GIVEN TASK
In the entries below, find the line with "Extract the structured" and the line with "Serialize everything readable", then retype both and everything between them exactly. Do not copy the pictures.

GIVEN DATA
---

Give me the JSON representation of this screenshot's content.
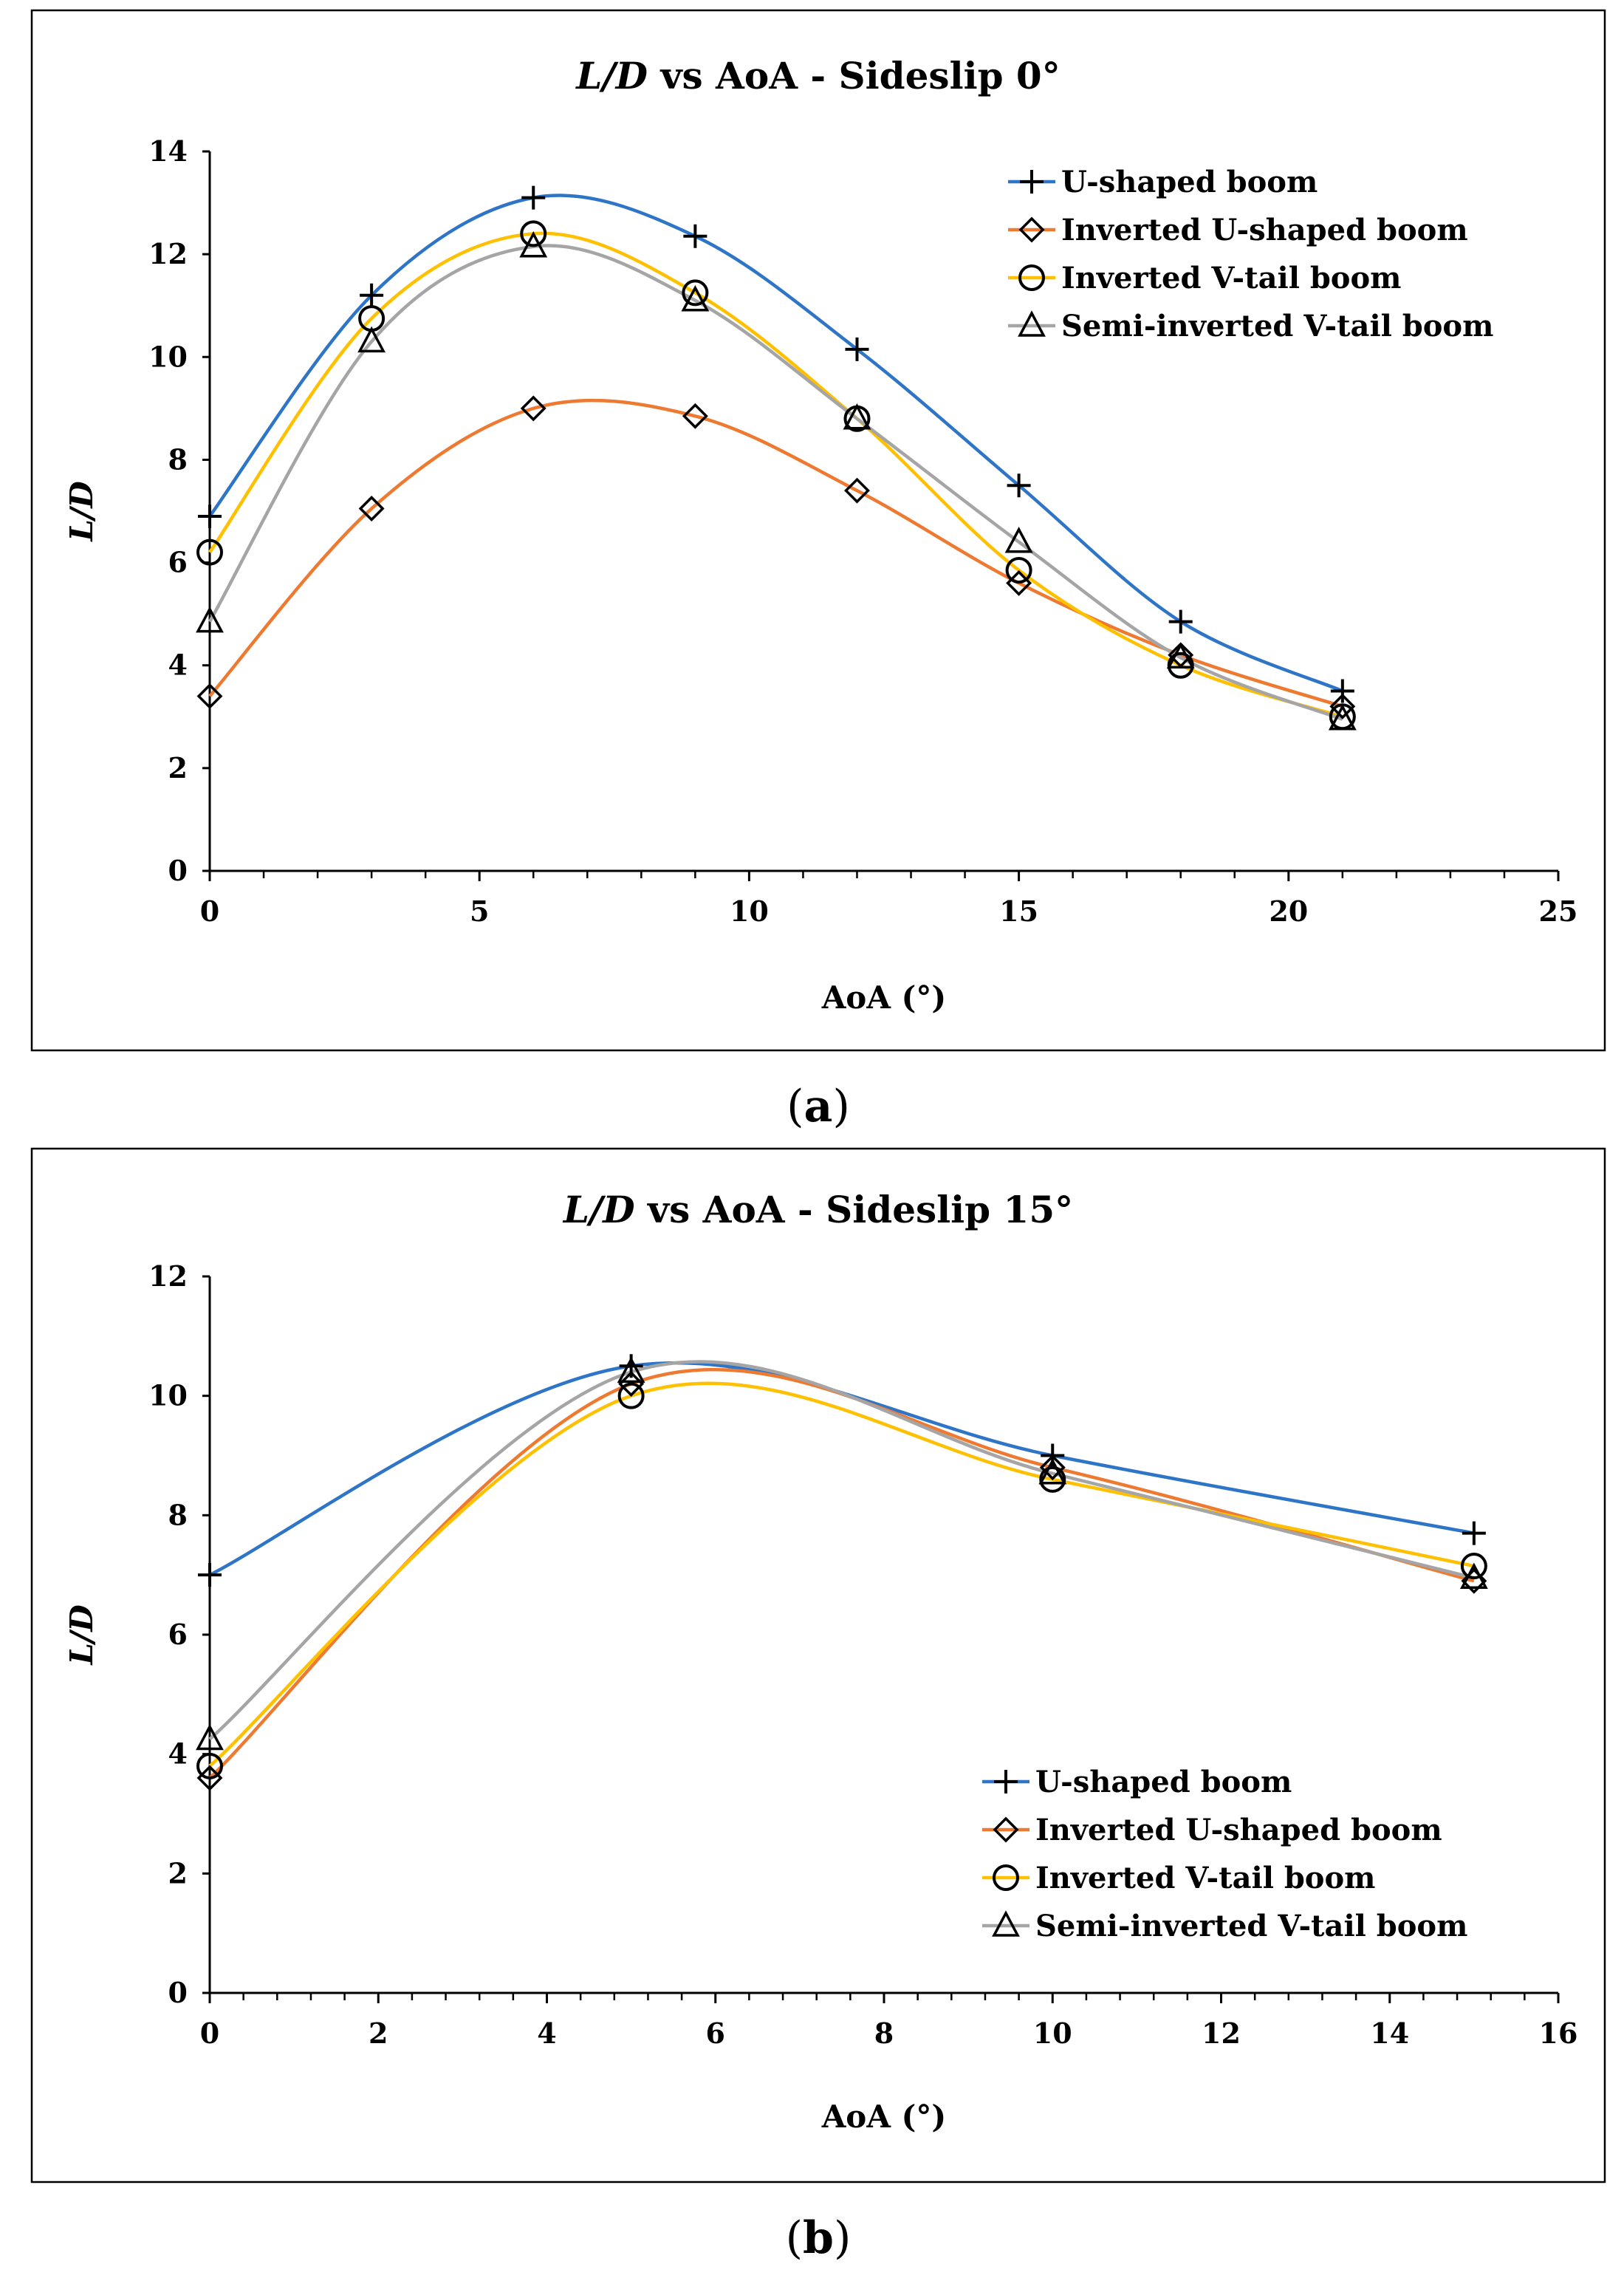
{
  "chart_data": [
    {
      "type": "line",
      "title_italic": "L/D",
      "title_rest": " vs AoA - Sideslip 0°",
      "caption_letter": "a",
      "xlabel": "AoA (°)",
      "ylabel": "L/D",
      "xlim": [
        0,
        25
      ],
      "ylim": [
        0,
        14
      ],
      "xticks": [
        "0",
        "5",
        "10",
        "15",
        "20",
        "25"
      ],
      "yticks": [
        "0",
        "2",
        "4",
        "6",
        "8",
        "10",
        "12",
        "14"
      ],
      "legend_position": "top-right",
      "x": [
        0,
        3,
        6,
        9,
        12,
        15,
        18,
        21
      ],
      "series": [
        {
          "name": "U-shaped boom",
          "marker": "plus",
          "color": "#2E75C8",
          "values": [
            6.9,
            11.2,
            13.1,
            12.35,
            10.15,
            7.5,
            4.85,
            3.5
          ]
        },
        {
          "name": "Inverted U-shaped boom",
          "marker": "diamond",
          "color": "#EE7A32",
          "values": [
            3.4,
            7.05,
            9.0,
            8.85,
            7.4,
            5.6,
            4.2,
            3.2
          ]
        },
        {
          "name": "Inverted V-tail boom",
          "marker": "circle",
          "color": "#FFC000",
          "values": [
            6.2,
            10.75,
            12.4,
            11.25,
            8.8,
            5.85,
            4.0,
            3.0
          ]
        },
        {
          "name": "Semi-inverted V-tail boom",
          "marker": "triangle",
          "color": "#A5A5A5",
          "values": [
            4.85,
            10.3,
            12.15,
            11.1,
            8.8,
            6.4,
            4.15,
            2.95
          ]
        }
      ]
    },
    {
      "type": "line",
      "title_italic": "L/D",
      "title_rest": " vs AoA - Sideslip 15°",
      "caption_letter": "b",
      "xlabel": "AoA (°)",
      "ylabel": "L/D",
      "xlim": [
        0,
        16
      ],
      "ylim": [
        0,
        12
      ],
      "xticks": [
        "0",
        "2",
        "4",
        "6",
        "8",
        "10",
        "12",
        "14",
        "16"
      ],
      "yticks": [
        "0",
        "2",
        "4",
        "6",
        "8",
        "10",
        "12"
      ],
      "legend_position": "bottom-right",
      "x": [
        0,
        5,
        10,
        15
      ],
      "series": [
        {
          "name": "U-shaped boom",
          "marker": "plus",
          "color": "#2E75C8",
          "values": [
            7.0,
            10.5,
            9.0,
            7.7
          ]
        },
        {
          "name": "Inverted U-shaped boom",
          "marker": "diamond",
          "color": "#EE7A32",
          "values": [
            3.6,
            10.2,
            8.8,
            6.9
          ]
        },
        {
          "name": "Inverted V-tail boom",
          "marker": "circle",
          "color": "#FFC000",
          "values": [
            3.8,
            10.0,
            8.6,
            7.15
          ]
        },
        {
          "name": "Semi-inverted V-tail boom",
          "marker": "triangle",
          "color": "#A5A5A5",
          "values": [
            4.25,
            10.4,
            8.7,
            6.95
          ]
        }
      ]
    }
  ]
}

---

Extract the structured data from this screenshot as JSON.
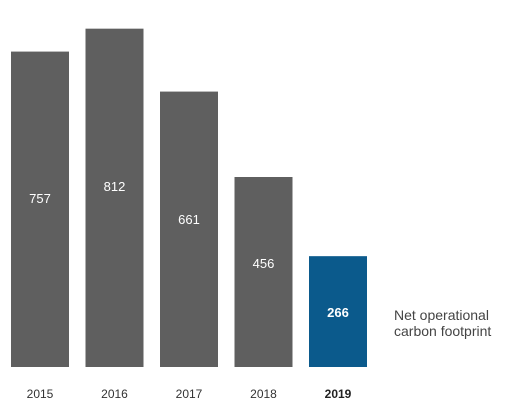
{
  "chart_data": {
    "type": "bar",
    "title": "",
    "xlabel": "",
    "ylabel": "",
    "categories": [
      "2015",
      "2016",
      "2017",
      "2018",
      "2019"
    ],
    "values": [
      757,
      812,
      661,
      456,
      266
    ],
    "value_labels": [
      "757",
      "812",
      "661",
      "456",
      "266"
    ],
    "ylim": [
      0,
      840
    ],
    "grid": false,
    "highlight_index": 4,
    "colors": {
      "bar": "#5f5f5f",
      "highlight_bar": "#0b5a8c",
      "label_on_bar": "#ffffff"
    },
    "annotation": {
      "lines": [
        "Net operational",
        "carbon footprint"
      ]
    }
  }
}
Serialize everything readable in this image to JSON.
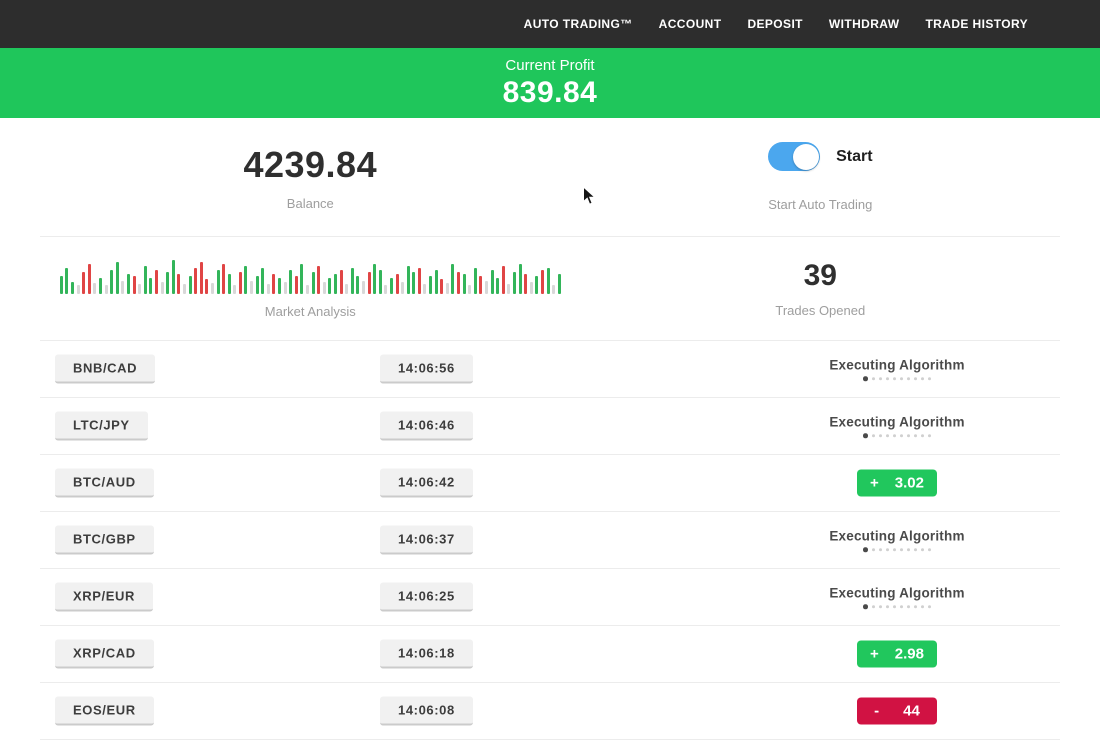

---

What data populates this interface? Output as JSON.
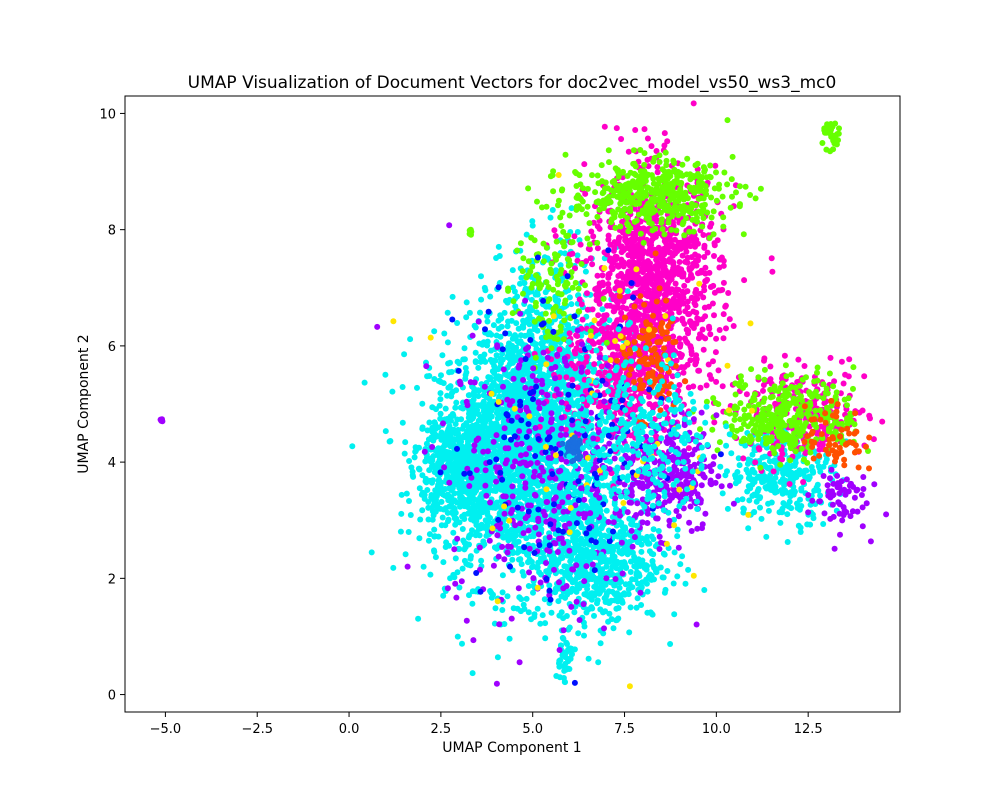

---

CORRECT ANSWER
Extract the structured data from this screenshot as JSON.
{
  "chart_data": {
    "type": "bar",
    "title": "",
    "xlabel": "",
    "ylabel": "",
    "categories": [
      "2015",
      "2016",
      "2017",
      "2018",
      "2019"
    ],
    "values": [
      757,
      812,
      661,
      456,
      266
    ],
    "value_labels": [
      "757",
      "812",
      "661",
      "456",
      "266"
    ],
    "ylim": [
      0,
      840
    ],
    "grid": false,
    "highlight_index": 4,
    "colors": {
      "bar": "#5f5f5f",
      "highlight_bar": "#0b5a8c",
      "label_on_bar": "#ffffff"
    },
    "annotation": {
      "lines": [
        "Net operational",
        "carbon footprint"
      ]
    }
  }
}
Serialize everything readable in this image to JSON.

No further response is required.